▸ Aim
In the listing below, identify each line with the word "shoreline" and return those lines.

····················

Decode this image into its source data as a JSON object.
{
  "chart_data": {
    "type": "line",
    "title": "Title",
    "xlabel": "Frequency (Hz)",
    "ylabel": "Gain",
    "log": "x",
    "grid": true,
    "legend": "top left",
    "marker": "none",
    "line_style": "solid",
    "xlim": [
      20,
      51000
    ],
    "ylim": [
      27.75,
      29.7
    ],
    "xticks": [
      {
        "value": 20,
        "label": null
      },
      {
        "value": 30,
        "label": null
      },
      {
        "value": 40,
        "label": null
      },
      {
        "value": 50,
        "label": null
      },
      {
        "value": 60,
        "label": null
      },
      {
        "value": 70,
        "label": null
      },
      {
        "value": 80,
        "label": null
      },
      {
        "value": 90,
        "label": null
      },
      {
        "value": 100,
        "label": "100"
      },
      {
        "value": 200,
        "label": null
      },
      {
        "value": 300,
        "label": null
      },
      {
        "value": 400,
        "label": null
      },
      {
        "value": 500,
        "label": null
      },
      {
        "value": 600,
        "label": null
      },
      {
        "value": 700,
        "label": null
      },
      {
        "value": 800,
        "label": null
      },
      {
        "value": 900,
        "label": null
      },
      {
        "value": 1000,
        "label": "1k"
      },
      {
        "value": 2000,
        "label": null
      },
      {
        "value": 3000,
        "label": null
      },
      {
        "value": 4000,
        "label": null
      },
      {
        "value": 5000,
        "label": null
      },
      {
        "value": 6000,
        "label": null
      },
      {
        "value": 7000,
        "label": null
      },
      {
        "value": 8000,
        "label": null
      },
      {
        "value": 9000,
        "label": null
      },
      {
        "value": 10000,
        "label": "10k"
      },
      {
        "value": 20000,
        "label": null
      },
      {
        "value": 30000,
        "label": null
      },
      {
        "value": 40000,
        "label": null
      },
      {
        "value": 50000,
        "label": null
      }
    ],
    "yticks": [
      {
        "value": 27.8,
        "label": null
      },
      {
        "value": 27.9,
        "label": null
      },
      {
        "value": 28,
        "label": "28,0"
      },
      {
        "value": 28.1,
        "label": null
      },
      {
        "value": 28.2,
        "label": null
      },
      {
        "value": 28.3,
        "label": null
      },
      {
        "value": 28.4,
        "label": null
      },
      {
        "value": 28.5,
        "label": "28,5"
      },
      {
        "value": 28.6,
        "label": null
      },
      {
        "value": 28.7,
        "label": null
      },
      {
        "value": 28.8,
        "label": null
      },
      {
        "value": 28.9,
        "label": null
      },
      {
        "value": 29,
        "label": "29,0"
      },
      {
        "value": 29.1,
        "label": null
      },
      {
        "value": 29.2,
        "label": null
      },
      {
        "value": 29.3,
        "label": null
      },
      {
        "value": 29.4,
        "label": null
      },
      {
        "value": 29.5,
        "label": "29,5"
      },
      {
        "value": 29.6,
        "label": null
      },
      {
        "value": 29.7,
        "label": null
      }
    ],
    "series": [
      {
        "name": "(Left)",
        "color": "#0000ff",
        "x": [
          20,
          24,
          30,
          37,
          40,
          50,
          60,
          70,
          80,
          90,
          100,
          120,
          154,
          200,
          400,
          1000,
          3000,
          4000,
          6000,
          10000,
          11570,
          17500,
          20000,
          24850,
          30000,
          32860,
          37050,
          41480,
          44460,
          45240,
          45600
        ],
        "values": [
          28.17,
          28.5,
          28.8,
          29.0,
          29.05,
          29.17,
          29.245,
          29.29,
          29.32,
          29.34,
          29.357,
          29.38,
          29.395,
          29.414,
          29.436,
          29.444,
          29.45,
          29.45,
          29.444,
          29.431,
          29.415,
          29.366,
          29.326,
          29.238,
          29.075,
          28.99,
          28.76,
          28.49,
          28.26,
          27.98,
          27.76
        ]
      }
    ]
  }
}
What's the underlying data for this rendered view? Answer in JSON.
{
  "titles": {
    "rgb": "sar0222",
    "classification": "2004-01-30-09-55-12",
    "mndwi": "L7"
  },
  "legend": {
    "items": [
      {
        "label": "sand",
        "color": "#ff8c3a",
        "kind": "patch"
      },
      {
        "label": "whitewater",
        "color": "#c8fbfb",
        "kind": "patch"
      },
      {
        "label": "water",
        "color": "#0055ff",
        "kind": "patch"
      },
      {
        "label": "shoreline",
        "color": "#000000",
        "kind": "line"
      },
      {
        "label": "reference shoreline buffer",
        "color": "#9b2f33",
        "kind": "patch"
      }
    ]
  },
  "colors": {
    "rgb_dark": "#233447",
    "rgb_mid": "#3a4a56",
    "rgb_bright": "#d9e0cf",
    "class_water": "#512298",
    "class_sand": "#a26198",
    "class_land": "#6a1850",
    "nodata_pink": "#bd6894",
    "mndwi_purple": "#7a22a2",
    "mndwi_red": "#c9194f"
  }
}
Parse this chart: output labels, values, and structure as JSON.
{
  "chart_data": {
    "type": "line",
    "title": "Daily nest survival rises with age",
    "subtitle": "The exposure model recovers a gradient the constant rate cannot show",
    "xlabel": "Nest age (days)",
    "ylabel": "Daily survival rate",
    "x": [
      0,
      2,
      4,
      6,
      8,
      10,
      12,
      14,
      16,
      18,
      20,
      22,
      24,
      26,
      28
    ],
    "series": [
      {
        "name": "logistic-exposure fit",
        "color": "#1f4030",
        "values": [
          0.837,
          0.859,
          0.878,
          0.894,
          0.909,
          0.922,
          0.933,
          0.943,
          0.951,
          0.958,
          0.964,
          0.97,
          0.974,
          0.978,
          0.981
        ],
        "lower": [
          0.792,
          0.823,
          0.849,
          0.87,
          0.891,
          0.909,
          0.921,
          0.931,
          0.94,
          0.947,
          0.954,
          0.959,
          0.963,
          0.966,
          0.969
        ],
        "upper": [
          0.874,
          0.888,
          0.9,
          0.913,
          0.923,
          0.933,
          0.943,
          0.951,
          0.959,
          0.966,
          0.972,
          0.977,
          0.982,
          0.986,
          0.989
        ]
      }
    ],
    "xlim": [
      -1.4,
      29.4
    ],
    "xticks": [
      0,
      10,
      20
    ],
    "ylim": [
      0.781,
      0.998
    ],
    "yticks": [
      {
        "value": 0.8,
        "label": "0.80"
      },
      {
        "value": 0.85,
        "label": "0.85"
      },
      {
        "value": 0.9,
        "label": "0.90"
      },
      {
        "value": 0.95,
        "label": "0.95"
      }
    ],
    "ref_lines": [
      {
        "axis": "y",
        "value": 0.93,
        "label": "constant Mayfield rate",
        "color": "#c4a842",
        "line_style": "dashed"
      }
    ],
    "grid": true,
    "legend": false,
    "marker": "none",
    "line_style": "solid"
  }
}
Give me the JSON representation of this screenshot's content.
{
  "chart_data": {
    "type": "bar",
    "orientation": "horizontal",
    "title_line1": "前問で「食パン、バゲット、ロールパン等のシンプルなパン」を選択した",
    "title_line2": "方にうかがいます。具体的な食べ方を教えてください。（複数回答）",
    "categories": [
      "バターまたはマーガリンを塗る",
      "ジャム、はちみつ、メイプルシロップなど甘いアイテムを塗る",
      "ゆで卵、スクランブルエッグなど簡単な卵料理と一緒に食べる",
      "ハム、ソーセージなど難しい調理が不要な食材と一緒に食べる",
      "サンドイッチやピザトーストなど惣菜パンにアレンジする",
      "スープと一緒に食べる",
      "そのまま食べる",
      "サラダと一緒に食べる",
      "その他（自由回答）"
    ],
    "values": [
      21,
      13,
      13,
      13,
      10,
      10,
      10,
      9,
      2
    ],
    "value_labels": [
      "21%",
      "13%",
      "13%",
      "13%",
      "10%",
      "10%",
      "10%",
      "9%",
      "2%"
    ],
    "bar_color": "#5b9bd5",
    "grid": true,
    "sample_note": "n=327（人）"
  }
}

····················

▸ Solution to this problem
        "label": "shoreline",
        "label": "reference shoreline buffer",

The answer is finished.